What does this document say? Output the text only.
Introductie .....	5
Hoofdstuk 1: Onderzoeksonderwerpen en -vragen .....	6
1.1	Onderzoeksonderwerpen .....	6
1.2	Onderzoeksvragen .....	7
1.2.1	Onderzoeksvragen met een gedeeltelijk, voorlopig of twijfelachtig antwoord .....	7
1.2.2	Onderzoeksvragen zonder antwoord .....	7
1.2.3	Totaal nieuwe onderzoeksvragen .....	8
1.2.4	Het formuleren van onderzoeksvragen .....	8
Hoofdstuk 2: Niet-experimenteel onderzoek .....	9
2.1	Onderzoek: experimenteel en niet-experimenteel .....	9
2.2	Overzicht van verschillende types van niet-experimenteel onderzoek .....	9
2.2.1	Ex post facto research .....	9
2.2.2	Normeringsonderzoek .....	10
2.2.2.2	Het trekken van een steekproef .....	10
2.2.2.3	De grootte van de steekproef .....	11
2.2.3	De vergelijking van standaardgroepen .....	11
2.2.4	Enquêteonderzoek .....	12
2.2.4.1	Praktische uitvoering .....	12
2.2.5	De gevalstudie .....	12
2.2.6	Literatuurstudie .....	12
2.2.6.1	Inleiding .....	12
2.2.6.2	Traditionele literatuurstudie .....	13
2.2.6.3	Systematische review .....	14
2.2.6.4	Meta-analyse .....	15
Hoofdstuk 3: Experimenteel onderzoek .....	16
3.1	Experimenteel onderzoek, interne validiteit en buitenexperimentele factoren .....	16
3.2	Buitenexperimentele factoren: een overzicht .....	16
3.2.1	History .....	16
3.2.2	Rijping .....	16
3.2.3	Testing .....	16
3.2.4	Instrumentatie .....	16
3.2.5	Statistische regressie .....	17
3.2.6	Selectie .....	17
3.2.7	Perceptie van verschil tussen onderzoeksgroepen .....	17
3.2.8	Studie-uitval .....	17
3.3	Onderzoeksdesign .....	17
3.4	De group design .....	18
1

────────────────────────────────────────

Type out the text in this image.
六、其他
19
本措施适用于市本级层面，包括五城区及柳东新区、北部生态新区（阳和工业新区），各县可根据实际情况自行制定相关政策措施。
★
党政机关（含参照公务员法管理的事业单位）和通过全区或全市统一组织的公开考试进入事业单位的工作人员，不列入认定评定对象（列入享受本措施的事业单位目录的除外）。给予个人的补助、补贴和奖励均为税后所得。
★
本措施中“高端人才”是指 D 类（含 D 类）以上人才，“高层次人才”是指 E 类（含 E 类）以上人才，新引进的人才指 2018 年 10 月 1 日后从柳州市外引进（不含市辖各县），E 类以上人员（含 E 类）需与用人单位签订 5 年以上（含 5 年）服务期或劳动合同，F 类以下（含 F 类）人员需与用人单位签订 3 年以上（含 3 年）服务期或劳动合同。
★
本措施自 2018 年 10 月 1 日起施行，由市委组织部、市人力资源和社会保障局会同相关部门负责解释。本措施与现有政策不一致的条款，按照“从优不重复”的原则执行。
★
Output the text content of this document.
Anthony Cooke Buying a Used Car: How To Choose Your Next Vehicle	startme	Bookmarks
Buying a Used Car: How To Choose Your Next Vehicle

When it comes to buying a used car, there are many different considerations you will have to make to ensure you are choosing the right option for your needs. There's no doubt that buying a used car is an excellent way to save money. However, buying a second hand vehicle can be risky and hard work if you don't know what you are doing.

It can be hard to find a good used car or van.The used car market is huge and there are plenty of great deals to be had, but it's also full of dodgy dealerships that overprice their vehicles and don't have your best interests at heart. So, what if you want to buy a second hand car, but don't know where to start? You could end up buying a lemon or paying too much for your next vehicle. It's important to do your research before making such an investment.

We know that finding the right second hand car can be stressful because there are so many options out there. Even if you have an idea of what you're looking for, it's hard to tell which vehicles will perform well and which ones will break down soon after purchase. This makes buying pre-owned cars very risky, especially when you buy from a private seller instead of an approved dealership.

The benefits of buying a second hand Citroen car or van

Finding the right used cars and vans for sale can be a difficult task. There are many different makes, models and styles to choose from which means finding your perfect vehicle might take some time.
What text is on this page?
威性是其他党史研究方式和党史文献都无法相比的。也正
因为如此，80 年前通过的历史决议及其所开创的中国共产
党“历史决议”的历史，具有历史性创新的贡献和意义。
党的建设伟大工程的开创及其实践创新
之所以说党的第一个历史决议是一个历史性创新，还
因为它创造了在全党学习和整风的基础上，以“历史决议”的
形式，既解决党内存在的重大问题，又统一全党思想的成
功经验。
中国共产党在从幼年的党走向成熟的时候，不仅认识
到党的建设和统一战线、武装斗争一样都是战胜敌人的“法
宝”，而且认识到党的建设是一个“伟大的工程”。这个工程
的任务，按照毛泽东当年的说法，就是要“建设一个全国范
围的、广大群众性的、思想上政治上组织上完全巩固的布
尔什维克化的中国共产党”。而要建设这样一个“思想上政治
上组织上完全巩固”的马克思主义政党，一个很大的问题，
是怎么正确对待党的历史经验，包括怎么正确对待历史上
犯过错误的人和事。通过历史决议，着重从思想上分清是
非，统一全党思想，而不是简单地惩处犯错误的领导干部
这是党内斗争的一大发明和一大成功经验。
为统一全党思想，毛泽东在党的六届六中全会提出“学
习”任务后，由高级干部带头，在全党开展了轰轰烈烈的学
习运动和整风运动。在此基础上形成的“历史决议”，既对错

────────────────────────────────────────

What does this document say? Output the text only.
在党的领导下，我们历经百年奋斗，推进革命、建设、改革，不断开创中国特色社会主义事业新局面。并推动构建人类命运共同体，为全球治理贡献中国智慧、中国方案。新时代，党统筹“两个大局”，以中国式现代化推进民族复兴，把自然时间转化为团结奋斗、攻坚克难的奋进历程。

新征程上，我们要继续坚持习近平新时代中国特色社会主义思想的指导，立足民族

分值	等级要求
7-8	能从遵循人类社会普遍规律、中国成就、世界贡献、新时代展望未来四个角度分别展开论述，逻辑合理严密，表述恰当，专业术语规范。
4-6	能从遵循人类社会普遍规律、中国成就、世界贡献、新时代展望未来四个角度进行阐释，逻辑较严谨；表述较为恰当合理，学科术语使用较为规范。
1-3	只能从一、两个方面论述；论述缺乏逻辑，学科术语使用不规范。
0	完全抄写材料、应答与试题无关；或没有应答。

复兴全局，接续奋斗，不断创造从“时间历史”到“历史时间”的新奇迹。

────────────────────────────────────────

Requirements: Choose all lines containing the string "Onderzoeksonderwerpen" and copy them out.

Answer to this exercise:
Hoofdstuk 1: Onderzoeksonderwerpen en -vragen .....	6
1.1	Onderzoeksonderwerpen .....	6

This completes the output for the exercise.